[Input for this task start]

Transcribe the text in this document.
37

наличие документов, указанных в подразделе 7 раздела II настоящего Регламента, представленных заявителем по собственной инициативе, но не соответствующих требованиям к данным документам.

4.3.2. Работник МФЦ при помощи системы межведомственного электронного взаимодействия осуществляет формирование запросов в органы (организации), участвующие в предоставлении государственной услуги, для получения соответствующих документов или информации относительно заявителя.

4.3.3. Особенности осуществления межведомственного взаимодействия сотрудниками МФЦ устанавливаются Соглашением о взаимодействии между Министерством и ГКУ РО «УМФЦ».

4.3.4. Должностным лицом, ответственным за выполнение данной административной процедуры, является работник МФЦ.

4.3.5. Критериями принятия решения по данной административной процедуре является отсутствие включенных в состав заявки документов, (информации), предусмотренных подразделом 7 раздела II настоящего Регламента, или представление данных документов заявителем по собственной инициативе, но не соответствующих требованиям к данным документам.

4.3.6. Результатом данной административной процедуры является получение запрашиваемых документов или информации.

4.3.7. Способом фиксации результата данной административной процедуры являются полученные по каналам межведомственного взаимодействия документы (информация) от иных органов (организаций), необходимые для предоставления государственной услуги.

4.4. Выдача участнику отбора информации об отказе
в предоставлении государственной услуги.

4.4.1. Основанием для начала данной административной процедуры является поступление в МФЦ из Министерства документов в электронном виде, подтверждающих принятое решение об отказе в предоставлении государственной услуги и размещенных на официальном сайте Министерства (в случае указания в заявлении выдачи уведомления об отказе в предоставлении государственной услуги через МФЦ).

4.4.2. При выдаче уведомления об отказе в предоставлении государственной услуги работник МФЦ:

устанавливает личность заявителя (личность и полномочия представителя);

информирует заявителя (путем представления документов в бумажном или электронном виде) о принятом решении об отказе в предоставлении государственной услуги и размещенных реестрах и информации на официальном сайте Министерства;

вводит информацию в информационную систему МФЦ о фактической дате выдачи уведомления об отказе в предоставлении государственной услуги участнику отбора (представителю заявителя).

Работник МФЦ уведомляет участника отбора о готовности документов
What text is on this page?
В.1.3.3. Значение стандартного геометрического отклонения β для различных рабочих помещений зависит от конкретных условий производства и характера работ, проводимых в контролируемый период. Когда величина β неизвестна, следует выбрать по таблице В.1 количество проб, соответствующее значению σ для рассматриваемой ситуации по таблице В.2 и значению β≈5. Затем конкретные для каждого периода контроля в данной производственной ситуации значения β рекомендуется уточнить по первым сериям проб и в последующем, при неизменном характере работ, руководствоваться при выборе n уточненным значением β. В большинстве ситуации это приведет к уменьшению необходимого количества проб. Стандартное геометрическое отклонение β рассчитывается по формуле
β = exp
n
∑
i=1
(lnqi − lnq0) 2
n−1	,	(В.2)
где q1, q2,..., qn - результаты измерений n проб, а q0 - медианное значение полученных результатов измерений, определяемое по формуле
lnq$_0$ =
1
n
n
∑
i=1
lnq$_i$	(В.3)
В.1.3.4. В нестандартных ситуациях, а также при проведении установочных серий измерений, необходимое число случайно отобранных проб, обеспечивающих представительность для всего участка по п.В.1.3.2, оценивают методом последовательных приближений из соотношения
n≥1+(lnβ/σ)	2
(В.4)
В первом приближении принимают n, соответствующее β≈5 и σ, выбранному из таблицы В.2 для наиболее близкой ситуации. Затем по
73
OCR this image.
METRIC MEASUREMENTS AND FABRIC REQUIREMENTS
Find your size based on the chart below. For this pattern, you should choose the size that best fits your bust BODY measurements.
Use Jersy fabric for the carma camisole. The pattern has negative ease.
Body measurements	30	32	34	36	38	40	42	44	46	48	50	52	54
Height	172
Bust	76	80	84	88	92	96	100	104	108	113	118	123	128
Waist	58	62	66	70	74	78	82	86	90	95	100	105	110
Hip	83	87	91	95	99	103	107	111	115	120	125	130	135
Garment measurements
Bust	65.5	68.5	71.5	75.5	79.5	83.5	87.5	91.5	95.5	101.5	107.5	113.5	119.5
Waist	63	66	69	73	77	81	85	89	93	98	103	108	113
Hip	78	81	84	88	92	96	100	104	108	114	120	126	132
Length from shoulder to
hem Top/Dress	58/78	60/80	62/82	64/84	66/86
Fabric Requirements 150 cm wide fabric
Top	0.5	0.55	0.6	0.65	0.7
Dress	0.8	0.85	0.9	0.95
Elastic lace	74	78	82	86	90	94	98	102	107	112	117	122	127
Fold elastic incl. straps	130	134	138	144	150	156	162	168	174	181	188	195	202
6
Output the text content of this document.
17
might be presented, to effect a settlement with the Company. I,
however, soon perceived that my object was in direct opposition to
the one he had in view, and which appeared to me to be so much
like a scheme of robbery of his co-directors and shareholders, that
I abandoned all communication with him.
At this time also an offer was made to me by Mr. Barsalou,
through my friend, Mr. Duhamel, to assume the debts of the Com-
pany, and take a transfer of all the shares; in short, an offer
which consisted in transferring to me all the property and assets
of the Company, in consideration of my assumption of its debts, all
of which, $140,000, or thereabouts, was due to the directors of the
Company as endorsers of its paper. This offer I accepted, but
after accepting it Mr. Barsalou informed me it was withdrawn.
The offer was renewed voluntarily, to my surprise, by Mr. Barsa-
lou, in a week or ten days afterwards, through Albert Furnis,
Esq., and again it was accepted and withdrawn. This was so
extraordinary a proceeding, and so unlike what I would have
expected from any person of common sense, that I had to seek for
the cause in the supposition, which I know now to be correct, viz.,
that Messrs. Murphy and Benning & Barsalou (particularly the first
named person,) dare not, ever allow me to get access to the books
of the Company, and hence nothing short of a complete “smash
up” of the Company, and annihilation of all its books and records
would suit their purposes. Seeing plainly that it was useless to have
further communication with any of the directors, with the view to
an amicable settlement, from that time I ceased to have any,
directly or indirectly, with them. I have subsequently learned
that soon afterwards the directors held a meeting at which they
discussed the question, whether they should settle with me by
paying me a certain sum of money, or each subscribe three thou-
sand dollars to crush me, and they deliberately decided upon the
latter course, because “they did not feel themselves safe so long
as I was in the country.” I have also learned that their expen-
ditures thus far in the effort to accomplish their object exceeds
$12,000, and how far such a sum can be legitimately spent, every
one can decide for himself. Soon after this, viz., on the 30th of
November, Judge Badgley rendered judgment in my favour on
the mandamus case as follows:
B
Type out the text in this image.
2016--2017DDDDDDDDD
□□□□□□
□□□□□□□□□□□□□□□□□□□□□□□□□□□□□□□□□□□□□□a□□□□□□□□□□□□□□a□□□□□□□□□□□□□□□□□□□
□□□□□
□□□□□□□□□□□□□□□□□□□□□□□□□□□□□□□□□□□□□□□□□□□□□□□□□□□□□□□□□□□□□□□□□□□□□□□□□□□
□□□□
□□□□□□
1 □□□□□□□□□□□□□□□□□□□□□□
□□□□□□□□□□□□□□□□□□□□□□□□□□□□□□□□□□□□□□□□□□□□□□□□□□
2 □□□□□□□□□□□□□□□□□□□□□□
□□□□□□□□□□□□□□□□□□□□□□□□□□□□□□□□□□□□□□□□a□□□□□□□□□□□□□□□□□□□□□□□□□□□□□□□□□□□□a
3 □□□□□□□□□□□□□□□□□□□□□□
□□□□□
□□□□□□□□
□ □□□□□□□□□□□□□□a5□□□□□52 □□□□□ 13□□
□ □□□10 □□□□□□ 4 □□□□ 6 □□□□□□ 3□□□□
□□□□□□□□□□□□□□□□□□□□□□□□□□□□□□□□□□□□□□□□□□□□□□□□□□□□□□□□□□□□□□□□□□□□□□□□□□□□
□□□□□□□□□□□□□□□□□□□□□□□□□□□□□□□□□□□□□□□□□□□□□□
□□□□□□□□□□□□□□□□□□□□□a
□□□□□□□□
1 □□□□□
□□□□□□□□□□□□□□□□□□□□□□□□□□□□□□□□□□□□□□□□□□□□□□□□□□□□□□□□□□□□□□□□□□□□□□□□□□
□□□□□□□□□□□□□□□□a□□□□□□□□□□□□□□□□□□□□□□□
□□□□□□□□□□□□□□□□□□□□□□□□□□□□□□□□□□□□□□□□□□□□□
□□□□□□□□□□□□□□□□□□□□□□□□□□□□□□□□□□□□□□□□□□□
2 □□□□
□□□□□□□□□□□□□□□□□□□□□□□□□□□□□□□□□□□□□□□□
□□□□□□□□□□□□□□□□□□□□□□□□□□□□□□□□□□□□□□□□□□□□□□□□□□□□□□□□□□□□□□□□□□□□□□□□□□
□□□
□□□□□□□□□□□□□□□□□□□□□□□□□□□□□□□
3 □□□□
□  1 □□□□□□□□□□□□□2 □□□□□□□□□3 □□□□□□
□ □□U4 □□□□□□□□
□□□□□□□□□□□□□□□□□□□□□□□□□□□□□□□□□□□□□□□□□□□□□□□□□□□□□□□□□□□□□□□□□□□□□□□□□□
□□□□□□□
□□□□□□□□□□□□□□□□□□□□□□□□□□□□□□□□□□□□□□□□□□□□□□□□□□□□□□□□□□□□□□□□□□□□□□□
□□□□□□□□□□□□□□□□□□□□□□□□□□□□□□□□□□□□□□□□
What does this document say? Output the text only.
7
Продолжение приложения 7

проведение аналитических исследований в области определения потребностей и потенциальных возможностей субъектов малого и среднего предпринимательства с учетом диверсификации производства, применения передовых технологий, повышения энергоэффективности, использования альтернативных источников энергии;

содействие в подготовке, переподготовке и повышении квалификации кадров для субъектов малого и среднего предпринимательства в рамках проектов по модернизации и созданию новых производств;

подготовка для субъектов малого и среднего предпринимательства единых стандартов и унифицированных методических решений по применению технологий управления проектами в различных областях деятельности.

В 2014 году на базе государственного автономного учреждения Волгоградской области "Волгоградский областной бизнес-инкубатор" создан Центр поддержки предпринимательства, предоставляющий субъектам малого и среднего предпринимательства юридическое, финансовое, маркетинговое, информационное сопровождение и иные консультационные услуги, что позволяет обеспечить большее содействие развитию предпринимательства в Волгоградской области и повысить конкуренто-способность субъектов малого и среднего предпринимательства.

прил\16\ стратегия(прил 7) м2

[Input for this task end]

● Your task: Show the lines that mention the word "through".

● Solved problem:
through my friend, Mr. Duhamel, to assume the debts of the Com-
lou, in a week or ten days afterwards, through Albert Furnis,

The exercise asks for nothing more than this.